Copy each line below that includes "structured".

<<<<

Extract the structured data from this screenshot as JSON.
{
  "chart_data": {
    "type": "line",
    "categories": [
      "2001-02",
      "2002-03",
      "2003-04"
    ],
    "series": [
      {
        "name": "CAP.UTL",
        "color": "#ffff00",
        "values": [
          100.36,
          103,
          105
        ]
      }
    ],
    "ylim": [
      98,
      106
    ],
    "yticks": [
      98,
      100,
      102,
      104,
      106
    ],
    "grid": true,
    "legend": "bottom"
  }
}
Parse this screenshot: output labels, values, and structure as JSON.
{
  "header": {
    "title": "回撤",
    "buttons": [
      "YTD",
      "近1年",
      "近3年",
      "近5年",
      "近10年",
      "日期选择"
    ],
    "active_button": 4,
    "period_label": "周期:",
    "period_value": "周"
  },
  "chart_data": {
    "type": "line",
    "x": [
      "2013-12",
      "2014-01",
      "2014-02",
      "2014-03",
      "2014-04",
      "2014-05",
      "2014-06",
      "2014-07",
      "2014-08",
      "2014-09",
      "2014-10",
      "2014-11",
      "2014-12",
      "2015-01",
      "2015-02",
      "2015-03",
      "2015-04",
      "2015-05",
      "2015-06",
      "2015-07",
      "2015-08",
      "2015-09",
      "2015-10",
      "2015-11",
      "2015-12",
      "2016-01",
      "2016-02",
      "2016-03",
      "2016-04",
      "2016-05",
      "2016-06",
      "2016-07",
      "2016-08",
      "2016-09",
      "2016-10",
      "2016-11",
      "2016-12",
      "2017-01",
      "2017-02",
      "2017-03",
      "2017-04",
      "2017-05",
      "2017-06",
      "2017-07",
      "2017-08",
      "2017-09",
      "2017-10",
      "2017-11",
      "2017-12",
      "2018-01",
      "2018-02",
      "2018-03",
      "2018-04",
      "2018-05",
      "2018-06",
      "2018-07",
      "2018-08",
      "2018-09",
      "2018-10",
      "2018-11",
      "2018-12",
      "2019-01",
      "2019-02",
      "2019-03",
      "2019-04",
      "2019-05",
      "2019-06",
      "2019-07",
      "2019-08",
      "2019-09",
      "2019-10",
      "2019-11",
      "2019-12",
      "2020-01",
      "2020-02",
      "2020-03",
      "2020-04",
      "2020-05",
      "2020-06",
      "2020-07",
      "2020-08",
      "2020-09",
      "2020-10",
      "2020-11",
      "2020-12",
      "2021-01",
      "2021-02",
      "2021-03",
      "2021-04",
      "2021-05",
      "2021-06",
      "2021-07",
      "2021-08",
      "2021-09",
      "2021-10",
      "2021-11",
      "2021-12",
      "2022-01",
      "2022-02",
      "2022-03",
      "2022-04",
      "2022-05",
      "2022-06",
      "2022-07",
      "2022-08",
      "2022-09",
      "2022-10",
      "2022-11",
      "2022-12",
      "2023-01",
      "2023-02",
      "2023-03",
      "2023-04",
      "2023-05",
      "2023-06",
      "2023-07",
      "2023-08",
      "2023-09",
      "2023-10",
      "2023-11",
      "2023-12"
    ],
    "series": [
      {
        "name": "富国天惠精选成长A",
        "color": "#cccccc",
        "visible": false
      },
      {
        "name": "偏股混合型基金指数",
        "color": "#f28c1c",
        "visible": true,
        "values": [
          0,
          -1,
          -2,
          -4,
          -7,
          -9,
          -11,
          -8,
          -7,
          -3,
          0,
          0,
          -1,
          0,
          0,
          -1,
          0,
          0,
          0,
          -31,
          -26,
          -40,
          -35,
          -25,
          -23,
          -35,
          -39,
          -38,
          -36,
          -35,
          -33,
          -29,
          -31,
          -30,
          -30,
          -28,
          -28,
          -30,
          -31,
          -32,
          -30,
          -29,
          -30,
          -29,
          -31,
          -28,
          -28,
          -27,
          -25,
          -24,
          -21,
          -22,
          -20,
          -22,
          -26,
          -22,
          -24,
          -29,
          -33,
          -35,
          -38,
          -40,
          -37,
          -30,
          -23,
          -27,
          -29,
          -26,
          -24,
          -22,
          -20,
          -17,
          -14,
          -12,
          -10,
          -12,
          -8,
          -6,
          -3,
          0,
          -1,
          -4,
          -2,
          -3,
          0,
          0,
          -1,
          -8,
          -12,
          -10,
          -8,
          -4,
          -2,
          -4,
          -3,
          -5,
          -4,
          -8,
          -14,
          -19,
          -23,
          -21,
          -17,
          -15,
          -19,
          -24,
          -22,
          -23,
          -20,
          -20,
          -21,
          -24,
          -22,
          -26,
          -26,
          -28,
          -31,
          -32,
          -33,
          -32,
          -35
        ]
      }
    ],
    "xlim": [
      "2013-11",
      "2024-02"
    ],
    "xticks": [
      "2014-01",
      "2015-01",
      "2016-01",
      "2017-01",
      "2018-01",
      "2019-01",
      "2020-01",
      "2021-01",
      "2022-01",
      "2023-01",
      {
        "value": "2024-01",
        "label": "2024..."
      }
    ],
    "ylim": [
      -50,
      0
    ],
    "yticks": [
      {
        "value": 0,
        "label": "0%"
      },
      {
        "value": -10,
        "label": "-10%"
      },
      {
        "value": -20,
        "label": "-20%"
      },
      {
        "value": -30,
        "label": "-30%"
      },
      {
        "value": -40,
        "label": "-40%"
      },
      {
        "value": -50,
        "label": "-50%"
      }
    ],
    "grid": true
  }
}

>>>>
<<<<

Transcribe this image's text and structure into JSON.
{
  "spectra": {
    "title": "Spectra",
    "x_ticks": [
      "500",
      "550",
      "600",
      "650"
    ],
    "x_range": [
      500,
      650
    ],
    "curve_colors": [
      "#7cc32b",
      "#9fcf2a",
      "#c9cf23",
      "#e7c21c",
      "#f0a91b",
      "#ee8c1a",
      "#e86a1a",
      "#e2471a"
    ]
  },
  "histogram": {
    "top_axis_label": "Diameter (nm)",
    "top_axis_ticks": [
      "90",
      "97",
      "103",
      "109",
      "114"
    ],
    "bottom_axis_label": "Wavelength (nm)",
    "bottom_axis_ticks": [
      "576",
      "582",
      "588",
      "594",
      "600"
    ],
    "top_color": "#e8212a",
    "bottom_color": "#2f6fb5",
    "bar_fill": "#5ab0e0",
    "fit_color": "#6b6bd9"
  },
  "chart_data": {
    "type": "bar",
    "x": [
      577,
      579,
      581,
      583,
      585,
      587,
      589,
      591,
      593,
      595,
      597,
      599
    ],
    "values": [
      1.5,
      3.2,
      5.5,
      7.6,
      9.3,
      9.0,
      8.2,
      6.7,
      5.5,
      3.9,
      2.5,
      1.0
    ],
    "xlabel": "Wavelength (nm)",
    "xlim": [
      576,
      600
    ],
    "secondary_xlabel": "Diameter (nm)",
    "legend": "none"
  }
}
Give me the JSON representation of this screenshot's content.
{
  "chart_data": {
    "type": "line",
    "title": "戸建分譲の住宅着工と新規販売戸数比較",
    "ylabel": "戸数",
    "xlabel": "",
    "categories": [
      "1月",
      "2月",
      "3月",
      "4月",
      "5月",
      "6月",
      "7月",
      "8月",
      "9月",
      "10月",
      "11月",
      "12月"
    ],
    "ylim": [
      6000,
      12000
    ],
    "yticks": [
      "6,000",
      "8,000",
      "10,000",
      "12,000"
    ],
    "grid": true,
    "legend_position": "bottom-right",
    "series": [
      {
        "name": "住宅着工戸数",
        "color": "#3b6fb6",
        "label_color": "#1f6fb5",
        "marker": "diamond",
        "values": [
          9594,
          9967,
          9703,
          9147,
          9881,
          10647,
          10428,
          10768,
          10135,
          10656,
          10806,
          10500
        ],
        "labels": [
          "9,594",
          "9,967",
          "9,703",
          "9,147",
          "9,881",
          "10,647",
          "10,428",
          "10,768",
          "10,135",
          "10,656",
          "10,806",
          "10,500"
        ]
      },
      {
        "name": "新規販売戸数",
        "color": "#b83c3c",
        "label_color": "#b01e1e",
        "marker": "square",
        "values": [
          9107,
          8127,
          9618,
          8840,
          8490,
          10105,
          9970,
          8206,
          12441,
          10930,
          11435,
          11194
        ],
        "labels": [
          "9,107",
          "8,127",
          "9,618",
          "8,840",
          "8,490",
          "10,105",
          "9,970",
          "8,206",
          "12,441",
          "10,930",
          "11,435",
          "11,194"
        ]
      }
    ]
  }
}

>>>>
<<<<

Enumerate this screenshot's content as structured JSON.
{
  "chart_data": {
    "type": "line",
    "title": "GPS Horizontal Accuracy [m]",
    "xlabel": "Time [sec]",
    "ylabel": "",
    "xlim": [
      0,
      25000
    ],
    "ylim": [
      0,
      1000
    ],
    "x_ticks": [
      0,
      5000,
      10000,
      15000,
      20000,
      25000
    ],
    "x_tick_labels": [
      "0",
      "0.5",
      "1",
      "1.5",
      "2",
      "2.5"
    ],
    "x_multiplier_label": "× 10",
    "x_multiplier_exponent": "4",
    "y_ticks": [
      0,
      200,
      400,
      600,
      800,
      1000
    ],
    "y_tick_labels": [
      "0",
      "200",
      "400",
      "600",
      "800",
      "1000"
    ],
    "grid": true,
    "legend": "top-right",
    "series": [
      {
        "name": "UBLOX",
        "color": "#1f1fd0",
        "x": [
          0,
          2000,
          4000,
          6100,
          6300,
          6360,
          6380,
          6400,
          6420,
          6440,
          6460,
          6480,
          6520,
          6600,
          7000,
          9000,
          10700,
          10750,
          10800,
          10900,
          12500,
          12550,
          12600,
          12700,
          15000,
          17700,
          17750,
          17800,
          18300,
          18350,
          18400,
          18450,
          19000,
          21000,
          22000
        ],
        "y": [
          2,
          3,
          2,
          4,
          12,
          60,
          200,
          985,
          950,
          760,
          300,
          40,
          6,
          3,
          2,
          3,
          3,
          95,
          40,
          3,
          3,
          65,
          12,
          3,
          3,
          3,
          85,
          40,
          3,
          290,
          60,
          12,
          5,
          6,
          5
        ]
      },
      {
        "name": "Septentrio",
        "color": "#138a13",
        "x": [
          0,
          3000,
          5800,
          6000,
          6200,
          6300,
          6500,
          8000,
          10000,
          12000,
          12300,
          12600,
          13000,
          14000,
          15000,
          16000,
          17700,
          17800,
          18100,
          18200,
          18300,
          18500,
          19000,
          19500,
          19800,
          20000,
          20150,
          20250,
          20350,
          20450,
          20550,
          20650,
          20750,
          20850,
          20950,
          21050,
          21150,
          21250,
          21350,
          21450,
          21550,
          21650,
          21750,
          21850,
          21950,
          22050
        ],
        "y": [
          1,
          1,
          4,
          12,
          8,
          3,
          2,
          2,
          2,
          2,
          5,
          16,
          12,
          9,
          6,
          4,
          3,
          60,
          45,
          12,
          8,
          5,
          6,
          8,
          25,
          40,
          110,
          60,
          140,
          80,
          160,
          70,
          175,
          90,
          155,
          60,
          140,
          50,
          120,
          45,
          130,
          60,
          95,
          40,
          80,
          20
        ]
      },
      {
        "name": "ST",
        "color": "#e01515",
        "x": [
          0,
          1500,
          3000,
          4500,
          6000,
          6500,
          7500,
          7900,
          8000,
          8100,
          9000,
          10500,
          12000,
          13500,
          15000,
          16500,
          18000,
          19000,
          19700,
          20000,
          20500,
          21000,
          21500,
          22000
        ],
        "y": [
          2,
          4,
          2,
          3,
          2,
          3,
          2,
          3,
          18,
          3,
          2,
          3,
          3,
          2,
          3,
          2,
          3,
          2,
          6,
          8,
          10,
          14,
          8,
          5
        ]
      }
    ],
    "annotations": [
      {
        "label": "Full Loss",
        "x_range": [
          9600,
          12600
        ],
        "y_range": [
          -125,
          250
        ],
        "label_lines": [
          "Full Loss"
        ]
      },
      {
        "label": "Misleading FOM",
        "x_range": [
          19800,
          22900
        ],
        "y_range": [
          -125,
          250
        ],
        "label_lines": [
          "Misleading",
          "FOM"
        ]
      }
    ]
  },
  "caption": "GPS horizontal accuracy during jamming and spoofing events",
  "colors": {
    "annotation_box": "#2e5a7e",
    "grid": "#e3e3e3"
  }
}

>>>>

§ **FULL ANSWER**
Extract the structured data from this screenshot as JSON.
Enumerate this screenshot's content as structured JSON.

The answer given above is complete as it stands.